WORK REQUIRED:
Report each line of the data that has "Iranian" somewhere in it.

[Collection entries]
§
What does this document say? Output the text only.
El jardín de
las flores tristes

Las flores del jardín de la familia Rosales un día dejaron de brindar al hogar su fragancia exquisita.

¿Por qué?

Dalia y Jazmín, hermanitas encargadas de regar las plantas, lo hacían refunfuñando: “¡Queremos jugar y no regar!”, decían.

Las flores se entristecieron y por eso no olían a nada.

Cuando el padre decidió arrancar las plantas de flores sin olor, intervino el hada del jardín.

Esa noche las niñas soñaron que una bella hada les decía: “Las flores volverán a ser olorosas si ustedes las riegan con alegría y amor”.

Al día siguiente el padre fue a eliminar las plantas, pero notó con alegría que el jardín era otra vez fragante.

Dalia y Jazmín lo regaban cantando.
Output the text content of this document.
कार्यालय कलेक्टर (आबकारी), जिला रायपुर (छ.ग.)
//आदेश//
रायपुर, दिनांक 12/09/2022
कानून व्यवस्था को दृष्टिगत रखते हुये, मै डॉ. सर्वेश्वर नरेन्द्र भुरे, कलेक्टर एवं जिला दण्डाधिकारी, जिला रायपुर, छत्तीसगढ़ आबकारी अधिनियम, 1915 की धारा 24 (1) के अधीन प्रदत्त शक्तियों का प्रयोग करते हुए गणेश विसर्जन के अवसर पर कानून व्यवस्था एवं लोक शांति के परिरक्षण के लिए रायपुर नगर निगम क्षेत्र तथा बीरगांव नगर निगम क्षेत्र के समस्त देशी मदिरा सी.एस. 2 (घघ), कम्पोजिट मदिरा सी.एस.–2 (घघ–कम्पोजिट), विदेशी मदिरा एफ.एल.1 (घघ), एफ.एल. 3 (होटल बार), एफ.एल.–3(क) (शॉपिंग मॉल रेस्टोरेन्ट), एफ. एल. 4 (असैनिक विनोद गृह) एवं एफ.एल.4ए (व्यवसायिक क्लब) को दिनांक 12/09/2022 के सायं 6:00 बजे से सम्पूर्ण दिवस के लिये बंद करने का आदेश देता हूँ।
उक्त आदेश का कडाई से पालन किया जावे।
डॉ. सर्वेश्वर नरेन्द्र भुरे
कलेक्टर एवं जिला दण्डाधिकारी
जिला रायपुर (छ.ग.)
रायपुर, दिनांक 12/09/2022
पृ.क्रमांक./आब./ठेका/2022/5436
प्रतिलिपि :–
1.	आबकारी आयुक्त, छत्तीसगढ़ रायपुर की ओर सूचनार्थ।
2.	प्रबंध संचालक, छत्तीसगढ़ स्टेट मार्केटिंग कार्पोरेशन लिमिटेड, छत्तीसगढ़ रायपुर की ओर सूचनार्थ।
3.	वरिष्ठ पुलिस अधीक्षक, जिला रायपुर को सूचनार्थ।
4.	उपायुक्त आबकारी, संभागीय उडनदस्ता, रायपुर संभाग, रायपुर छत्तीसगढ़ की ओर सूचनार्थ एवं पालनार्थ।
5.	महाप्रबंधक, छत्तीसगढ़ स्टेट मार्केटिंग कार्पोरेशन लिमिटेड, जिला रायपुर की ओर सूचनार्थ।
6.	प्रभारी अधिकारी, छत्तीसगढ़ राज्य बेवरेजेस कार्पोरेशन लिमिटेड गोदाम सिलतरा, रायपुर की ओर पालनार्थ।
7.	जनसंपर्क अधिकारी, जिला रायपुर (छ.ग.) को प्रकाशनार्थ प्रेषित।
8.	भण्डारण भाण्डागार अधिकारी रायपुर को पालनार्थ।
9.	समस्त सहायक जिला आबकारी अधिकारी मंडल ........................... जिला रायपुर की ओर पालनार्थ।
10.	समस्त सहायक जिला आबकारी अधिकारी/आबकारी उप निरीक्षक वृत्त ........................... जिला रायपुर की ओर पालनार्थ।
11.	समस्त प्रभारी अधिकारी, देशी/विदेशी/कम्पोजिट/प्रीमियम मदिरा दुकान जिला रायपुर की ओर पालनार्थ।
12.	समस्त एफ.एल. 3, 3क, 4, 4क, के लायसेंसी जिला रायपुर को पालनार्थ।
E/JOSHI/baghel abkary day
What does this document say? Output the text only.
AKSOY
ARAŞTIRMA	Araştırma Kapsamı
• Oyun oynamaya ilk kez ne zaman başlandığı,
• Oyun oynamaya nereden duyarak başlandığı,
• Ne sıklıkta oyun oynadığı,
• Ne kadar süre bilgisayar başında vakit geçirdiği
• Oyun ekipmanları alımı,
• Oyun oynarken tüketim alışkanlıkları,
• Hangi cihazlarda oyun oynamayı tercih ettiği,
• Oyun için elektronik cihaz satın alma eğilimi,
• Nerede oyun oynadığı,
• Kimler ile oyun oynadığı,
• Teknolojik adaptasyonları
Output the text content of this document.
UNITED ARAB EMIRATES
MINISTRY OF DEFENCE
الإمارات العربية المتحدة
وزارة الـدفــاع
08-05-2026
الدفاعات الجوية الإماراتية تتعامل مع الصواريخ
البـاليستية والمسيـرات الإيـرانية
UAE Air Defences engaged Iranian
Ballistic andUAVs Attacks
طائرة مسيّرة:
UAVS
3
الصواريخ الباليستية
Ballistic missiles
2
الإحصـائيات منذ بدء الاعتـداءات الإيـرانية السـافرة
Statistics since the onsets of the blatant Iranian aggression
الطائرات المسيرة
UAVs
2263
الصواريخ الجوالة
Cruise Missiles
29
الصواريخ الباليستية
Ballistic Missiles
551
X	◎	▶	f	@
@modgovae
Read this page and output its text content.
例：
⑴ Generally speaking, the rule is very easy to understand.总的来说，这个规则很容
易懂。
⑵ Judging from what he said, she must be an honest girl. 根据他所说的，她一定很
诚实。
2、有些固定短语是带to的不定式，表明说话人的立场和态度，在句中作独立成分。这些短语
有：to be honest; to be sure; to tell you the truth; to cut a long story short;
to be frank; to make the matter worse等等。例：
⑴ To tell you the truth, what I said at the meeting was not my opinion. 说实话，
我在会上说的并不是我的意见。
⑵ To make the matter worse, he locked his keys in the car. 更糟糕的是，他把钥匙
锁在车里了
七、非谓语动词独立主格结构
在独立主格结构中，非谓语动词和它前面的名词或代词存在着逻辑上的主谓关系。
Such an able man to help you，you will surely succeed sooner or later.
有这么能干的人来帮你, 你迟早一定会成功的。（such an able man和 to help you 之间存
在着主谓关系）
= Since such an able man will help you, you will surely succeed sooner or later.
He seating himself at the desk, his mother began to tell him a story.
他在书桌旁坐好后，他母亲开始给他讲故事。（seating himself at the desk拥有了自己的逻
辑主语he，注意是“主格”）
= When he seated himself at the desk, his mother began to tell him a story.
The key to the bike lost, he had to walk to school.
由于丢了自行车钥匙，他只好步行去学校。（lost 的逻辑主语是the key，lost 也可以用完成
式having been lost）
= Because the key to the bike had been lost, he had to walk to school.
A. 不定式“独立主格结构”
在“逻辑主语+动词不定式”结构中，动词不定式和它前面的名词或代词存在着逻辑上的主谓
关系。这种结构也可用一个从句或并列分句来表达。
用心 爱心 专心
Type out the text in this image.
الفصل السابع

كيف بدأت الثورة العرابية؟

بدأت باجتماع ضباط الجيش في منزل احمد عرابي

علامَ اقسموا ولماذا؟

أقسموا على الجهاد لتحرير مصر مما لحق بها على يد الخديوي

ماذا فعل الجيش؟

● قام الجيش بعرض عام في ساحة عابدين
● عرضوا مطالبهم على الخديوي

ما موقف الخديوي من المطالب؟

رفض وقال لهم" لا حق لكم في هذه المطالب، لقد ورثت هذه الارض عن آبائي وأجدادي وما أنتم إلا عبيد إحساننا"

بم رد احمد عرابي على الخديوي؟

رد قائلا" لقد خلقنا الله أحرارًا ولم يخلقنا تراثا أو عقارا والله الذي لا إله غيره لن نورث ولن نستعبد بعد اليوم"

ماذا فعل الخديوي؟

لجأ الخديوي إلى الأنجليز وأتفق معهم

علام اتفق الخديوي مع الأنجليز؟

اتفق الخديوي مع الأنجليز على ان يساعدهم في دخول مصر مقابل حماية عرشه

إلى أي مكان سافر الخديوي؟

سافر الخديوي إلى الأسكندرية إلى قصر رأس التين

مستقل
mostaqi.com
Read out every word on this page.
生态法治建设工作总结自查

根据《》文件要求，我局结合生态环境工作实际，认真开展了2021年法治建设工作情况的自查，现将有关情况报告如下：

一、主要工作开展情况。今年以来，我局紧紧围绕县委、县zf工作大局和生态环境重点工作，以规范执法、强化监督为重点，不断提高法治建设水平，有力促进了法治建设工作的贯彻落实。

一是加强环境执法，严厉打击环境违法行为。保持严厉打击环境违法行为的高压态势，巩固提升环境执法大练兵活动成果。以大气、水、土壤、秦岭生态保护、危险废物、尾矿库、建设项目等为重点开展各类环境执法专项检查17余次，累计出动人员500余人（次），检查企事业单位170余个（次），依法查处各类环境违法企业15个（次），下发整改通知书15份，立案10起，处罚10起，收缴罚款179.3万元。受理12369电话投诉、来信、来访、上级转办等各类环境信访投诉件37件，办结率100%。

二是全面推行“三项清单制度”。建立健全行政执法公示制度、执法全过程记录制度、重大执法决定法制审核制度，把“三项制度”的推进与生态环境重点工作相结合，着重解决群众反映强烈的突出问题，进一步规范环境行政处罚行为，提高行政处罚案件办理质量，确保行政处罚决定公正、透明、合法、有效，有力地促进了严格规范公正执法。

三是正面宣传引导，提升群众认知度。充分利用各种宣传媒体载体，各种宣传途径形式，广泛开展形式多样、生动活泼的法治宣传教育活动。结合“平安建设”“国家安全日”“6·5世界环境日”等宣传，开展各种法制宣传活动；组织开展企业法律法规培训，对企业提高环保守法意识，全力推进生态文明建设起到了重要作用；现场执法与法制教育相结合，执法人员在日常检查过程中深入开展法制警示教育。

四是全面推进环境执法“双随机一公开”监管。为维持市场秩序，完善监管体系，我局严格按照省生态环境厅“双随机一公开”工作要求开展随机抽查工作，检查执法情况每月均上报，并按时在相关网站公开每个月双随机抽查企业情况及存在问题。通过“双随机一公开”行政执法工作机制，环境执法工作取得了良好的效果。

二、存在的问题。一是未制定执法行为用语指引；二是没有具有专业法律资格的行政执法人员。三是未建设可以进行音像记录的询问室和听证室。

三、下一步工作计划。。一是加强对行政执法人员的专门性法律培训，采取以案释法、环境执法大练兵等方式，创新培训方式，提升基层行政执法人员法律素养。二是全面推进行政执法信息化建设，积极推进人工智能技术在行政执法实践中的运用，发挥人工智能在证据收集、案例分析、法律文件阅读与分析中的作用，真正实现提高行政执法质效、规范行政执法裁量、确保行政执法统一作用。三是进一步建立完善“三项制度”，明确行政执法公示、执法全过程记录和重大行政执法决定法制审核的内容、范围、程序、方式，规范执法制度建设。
§
TASK OUTPUT:
UAE Air Defences engaged Iranian
Statistics since the onsets of the blatant Iranian aggression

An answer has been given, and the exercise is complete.